═══ Records for this exercise
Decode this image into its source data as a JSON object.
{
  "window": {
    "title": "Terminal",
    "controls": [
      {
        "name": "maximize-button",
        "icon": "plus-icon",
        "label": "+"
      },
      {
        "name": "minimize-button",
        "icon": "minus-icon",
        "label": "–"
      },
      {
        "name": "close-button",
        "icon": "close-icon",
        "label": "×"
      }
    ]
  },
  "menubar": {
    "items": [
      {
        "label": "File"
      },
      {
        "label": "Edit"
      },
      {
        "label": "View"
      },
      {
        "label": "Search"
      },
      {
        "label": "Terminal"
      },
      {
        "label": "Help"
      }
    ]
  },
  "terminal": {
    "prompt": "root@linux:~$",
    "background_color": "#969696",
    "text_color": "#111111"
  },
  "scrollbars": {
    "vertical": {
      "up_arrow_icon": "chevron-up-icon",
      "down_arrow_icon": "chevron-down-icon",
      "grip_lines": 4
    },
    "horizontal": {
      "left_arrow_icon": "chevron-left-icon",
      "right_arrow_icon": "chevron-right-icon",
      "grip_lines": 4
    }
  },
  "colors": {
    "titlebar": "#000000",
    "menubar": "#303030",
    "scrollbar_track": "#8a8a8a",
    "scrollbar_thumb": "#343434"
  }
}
══════
◆ Problem to work on ◆
Report only how many lines in the records contain the word "label".

◆ Correct answer ◆
9